--- Data for the task ---

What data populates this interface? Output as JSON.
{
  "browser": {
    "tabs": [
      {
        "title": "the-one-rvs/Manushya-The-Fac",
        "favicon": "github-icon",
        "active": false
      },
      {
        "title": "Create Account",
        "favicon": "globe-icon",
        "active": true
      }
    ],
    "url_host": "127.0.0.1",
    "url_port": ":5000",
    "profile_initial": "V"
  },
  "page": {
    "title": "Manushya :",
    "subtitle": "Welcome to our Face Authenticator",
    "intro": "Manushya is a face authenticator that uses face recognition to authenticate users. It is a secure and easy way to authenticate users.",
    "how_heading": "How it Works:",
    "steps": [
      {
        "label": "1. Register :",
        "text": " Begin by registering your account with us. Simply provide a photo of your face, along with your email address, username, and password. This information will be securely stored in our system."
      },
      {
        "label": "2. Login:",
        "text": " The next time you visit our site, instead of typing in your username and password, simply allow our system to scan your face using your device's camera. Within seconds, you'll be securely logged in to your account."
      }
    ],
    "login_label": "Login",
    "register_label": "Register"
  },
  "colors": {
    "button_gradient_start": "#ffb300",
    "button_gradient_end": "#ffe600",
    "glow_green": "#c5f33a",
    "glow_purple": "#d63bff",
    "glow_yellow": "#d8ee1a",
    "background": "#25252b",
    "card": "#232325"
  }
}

---

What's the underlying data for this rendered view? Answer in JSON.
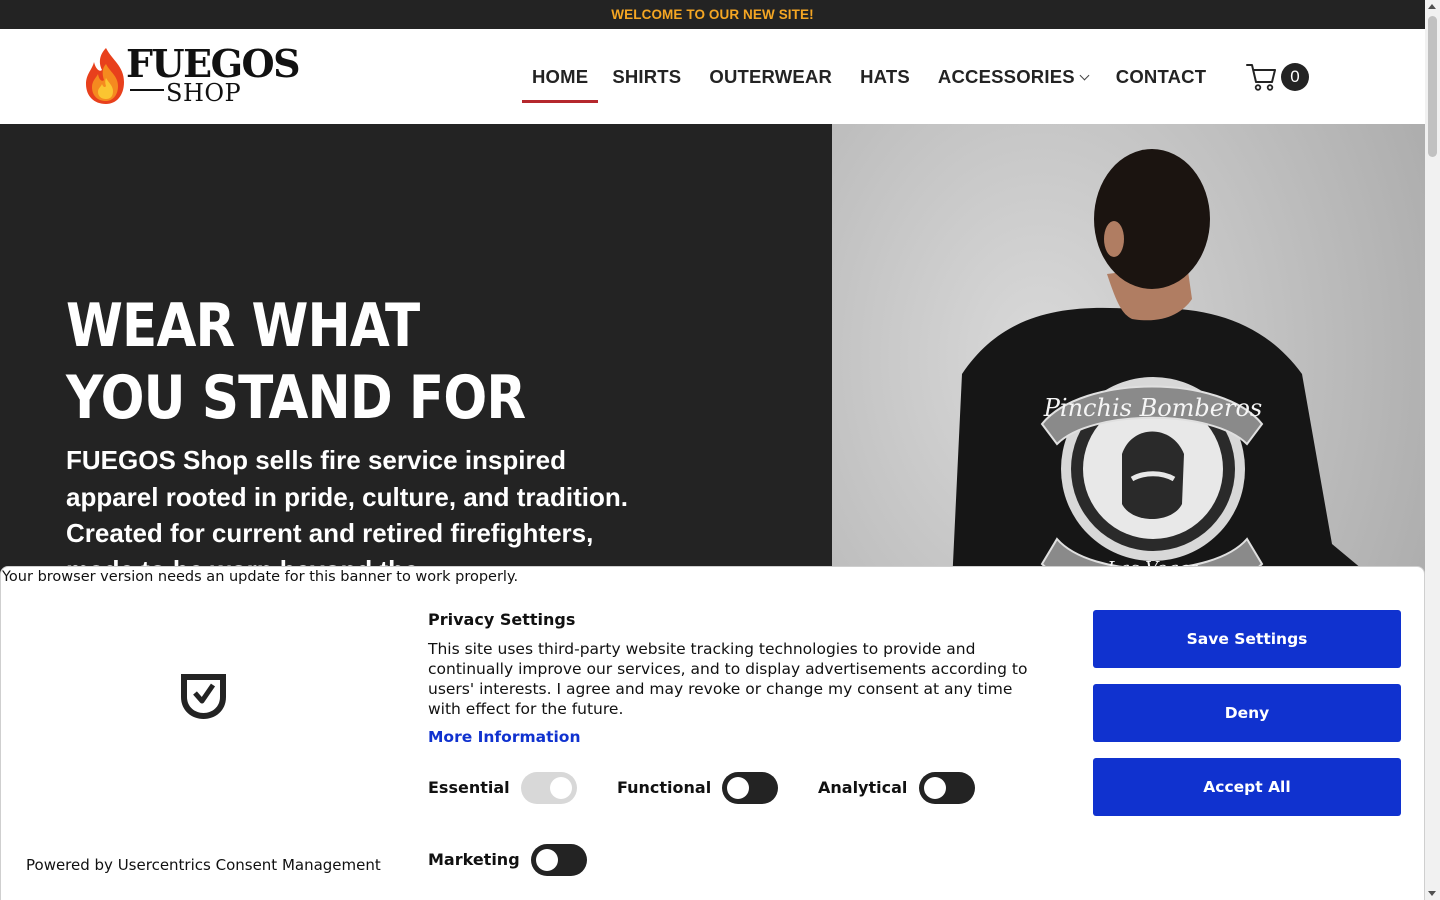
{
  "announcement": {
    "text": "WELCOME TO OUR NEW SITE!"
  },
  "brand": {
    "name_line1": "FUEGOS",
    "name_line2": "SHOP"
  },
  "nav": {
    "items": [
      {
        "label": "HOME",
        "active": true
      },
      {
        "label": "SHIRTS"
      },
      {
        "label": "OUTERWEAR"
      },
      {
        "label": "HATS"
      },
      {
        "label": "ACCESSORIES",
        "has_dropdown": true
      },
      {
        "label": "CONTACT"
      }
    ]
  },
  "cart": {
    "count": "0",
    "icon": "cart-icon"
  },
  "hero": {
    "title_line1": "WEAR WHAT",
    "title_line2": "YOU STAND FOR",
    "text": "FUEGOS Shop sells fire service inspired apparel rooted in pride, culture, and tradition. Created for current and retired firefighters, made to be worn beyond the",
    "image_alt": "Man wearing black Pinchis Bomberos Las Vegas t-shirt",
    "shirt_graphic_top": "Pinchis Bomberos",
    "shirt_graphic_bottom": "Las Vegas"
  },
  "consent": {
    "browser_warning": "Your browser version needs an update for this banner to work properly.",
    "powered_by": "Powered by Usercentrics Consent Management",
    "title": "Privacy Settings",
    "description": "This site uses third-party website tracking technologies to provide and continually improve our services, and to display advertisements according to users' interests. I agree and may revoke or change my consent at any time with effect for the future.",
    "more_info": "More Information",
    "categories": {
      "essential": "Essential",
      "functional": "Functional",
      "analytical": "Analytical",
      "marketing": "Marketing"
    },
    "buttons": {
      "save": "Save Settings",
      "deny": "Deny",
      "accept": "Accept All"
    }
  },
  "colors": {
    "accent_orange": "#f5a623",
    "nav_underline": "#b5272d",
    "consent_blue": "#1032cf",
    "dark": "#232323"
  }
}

...

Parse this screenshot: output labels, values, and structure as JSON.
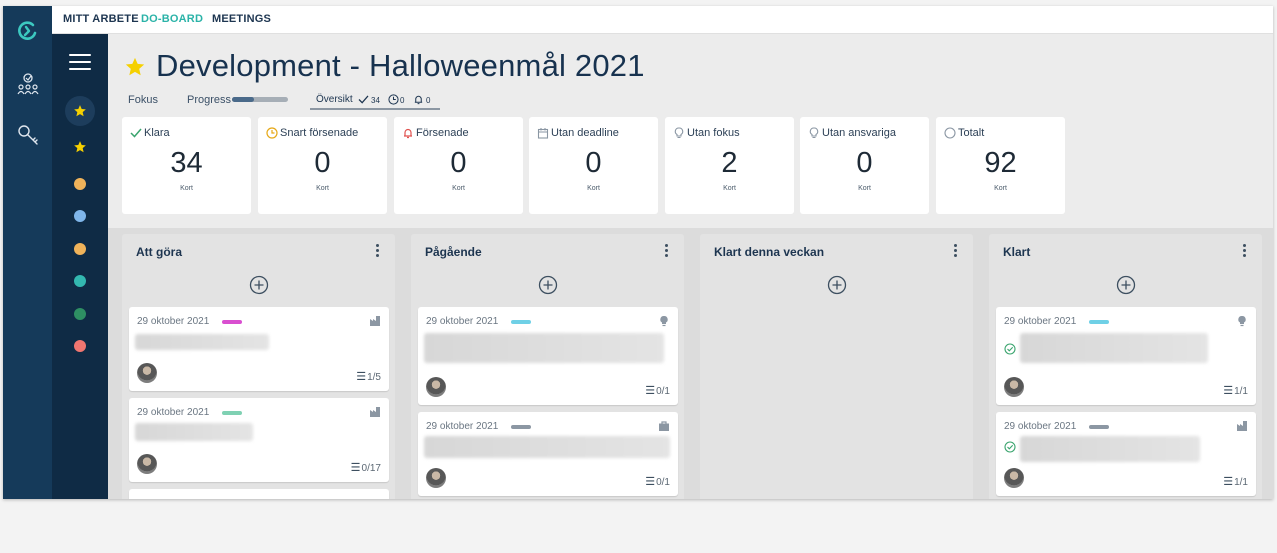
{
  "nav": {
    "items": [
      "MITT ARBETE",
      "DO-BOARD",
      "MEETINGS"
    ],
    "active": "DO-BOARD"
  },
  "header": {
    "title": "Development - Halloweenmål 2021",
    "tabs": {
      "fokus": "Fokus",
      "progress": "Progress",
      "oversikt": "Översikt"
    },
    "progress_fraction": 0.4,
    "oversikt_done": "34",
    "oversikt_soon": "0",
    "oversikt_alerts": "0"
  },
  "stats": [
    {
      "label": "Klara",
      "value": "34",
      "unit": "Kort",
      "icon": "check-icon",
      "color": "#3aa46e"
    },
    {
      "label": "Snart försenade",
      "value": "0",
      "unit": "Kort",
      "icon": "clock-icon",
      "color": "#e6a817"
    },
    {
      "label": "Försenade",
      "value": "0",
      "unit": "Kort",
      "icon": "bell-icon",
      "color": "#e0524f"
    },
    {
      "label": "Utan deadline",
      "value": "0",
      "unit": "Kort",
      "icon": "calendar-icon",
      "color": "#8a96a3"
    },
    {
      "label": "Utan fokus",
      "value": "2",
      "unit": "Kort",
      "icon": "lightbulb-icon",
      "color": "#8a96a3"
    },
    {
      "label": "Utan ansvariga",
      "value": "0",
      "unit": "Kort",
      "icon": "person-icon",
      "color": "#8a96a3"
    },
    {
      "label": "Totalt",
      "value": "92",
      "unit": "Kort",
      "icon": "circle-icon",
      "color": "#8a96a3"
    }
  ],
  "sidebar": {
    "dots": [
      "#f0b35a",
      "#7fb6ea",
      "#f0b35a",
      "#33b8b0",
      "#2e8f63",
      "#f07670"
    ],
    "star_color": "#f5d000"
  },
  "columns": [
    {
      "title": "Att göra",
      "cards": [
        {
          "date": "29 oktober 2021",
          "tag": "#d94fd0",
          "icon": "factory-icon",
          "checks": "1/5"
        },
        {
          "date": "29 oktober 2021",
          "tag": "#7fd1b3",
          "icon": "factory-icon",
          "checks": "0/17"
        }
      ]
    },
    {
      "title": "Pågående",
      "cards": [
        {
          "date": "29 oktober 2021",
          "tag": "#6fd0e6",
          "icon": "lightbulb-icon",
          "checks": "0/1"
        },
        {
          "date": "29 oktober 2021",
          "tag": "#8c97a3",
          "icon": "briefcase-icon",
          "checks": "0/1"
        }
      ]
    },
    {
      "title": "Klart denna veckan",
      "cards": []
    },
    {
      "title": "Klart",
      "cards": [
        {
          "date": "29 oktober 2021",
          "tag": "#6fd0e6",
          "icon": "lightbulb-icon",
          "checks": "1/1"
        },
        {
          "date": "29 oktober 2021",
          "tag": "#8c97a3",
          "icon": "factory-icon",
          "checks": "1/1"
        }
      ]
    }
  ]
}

--- Written problem ---
Scan the material for lines with the word "system", and copy each line you find.

--- Task response ---
        "text": " Begin by registering your account with us. Simply provide a photo of your face, along with your email address, username, and password. This information will be securely stored in our system."
        "text": " The next time you visit our site, instead of typing in your username and password, simply allow our system to scan your face using your device's camera. Within seconds, you'll be securely logged in to your account."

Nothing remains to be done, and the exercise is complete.